### [DIRECTIVE]
Repeat all of the material exactly as given.

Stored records
--------
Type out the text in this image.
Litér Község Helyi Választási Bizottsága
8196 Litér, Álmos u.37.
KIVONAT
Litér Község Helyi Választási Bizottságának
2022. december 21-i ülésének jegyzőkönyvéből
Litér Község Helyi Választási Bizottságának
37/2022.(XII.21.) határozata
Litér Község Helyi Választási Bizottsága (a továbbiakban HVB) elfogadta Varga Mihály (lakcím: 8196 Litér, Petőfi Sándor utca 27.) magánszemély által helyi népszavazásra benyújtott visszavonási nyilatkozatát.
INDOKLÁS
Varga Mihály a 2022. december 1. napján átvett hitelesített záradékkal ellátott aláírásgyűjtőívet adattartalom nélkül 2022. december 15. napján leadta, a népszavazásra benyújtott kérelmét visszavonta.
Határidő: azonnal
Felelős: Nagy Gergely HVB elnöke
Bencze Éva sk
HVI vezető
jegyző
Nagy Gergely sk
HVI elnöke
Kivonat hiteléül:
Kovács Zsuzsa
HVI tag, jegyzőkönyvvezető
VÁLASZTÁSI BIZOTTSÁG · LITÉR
--------
### [WRITTEN RESPONSE]
Type out the text in this image.
Litér Község Helyi Választási Bizottsága
8196 Litér, Álmos u.37.
KIVONAT
Litér Község Helyi Választási Bizottságának
2022. december 21-i ülésének jegyzőkönyvéből
Litér Község Helyi Választási Bizottságának
37/2022.(XII.21.) határozata
Litér Község Helyi Választási Bizottsága (a továbbiakban HVB) elfogadta Varga Mihály (lakcím: 8196 Litér, Petőfi Sándor utca 27.) magánszemély által helyi népszavazásra benyújtott visszavonási nyilatkozatát.
INDOKLÁS
Varga Mihály a 2022. december 1. napján átvett hitelesített záradékkal ellátott aláírásgyűjtőívet adattartalom nélkül 2022. december 15. napján leadta, a népszavazásra benyújtott kérelmét visszavonta.
Határidő: azonnal
Felelős: Nagy Gergely HVB elnöke
Bencze Éva sk
HVI vezető
jegyző
Nagy Gergely sk
HVI elnöke
Kivonat hiteléül:
Kovács Zsuzsa
HVI tag, jegyzőkönyvvezető
VÁLASZTÁSI BIZOTTSÁG · LITÉR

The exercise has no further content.